Print every line of the listing exactly, please.

** BEGIN Provided entries **

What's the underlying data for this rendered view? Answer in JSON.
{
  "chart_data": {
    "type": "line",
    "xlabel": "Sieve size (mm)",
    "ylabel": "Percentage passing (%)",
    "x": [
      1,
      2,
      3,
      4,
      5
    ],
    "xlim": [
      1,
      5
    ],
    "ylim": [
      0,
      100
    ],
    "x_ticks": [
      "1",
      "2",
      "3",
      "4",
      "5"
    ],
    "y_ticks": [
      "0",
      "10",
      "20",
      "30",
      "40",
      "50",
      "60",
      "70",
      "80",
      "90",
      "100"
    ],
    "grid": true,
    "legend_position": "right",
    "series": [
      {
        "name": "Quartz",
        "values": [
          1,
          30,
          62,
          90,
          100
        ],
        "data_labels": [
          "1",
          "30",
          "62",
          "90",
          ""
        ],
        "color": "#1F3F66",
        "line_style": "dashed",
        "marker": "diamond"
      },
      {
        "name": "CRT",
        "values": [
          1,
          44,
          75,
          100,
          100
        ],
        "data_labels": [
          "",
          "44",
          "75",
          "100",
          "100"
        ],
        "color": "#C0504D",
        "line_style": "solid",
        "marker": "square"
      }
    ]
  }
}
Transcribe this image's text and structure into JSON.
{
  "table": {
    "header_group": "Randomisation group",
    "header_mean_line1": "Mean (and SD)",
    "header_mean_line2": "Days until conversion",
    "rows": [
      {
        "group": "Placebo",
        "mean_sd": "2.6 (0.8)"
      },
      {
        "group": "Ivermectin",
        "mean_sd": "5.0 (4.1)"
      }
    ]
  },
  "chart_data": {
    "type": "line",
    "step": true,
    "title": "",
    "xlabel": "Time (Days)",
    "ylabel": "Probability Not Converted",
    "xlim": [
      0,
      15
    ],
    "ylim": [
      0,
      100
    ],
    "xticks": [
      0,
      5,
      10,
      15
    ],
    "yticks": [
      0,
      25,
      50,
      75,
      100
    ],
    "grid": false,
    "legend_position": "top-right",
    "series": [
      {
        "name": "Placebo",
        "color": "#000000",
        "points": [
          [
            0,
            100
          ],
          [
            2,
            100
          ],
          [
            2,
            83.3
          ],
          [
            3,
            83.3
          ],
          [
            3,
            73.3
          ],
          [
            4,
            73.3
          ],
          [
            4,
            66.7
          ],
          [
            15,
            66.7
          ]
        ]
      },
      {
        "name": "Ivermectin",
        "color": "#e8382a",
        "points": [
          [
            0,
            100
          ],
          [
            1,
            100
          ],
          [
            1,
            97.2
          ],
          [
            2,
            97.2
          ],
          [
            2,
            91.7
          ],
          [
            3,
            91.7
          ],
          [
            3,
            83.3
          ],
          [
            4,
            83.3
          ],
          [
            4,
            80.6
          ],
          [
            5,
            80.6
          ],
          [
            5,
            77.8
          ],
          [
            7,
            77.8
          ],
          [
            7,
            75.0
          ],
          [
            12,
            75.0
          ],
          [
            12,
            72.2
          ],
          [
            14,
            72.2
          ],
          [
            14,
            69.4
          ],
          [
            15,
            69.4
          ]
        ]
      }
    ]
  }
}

** END Provided entries **

- [Written solution]:
What's the underlying data for this rendered view? Answer in JSON.
{
  "chart_data": {
    "type": "line",
    "xlabel": "Sieve size (mm)",
    "ylabel": "Percentage passing (%)",
    "x": [
      1,
      2,
      3,
      4,
      5
    ],
    "xlim": [
      1,
      5
    ],
    "ylim": [
      0,
      100
    ],
    "x_ticks": [
      "1",
      "2",
      "3",
      "4",
      "5"
    ],
    "y_ticks": [
      "0",
      "10",
      "20",
      "30",
      "40",
      "50",
      "60",
      "70",
      "80",
      "90",
      "100"
    ],
    "grid": true,
    "legend_position": "right",
    "series": [
      {
        "name": "Quartz",
        "values": [
          1,
          30,
          62,
          90,
          100
        ],
        "data_labels": [
          "1",
          "30",
          "62",
          "90",
          ""
        ],
        "color": "#1F3F66",
        "line_style": "dashed",
        "marker": "diamond"
      },
      {
        "name": "CRT",
        "values": [
          1,
          44,
          75,
          100,
          100
        ],
        "data_labels": [
          "",
          "44",
          "75",
          "100",
          "100"
        ],
        "color": "#C0504D",
        "line_style": "solid",
        "marker": "square"
      }
    ]
  }
}
Transcribe this image's text and structure into JSON.
{
  "table": {
    "header_group": "Randomisation group",
    "header_mean_line1": "Mean (and SD)",
    "header_mean_line2": "Days until conversion",
    "rows": [
      {
        "group": "Placebo",
        "mean_sd": "2.6 (0.8)"
      },
      {
        "group": "Ivermectin",
        "mean_sd": "5.0 (4.1)"
      }
    ]
  },
  "chart_data": {
    "type": "line",
    "step": true,
    "title": "",
    "xlabel": "Time (Days)",
    "ylabel": "Probability Not Converted",
    "xlim": [
      0,
      15
    ],
    "ylim": [
      0,
      100
    ],
    "xticks": [
      0,
      5,
      10,
      15
    ],
    "yticks": [
      0,
      25,
      50,
      75,
      100
    ],
    "grid": false,
    "legend_position": "top-right",
    "series": [
      {
        "name": "Placebo",
        "color": "#000000",
        "points": [
          [
            0,
            100
          ],
          [
            2,
            100
          ],
          [
            2,
            83.3
          ],
          [
            3,
            83.3
          ],
          [
            3,
            73.3
          ],
          [
            4,
            73.3
          ],
          [
            4,
            66.7
          ],
          [
            15,
            66.7
          ]
        ]
      },
      {
        "name": "Ivermectin",
        "color": "#e8382a",
        "points": [
          [
            0,
            100
          ],
          [
            1,
            100
          ],
          [
            1,
            97.2
          ],
          [
            2,
            97.2
          ],
          [
            2,
            91.7
          ],
          [
            3,
            91.7
          ],
          [
            3,
            83.3
          ],
          [
            4,
            83.3
          ],
          [
            4,
            80.6
          ],
          [
            5,
            80.6
          ],
          [
            5,
            77.8
          ],
          [
            7,
            77.8
          ],
          [
            7,
            75.0
          ],
          [
            12,
            75.0
          ],
          [
            12,
            72.2
          ],
          [
            14,
            72.2
          ],
          [
            14,
            69.4
          ],
          [
            15,
            69.4
          ]
        ]
      }
    ]
  }
}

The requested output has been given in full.